• Written request
Exact repetition of every entry is required.

• Data for processing
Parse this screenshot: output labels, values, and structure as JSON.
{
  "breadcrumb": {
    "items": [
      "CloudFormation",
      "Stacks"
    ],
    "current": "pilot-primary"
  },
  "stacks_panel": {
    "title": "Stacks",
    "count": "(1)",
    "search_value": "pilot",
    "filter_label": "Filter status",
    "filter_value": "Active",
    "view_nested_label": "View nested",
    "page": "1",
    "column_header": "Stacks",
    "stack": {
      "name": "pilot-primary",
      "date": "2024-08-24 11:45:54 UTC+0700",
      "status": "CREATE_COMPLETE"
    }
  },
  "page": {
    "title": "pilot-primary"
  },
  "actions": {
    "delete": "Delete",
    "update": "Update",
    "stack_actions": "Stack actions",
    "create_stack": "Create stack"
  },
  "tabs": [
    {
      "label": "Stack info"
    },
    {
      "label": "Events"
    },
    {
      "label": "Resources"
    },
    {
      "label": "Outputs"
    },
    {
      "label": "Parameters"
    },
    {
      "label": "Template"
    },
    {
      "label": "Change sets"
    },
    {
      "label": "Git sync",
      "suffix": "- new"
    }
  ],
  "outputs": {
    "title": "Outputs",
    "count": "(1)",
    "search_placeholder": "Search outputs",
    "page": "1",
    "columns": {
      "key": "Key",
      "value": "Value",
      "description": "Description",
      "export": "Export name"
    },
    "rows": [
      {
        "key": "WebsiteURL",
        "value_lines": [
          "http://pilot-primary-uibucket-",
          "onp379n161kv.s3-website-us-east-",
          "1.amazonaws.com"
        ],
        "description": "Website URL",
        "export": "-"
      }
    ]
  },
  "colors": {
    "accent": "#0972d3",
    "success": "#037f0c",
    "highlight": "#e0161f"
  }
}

• Reply to the task
Parse this screenshot: output labels, values, and structure as JSON.
{
  "breadcrumb": {
    "items": [
      "CloudFormation",
      "Stacks"
    ],
    "current": "pilot-primary"
  },
  "stacks_panel": {
    "title": "Stacks",
    "count": "(1)",
    "search_value": "pilot",
    "filter_label": "Filter status",
    "filter_value": "Active",
    "view_nested_label": "View nested",
    "page": "1",
    "column_header": "Stacks",
    "stack": {
      "name": "pilot-primary",
      "date": "2024-08-24 11:45:54 UTC+0700",
      "status": "CREATE_COMPLETE"
    }
  },
  "page": {
    "title": "pilot-primary"
  },
  "actions": {
    "delete": "Delete",
    "update": "Update",
    "stack_actions": "Stack actions",
    "create_stack": "Create stack"
  },
  "tabs": [
    {
      "label": "Stack info"
    },
    {
      "label": "Events"
    },
    {
      "label": "Resources"
    },
    {
      "label": "Outputs"
    },
    {
      "label": "Parameters"
    },
    {
      "label": "Template"
    },
    {
      "label": "Change sets"
    },
    {
      "label": "Git sync",
      "suffix": "- new"
    }
  ],
  "outputs": {
    "title": "Outputs",
    "count": "(1)",
    "search_placeholder": "Search outputs",
    "page": "1",
    "columns": {
      "key": "Key",
      "value": "Value",
      "description": "Description",
      "export": "Export name"
    },
    "rows": [
      {
        "key": "WebsiteURL",
        "value_lines": [
          "http://pilot-primary-uibucket-",
          "onp379n161kv.s3-website-us-east-",
          "1.amazonaws.com"
        ],
        "description": "Website URL",
        "export": "-"
      }
    ]
  },
  "colors": {
    "accent": "#0972d3",
    "success": "#037f0c",
    "highlight": "#e0161f"
  }
}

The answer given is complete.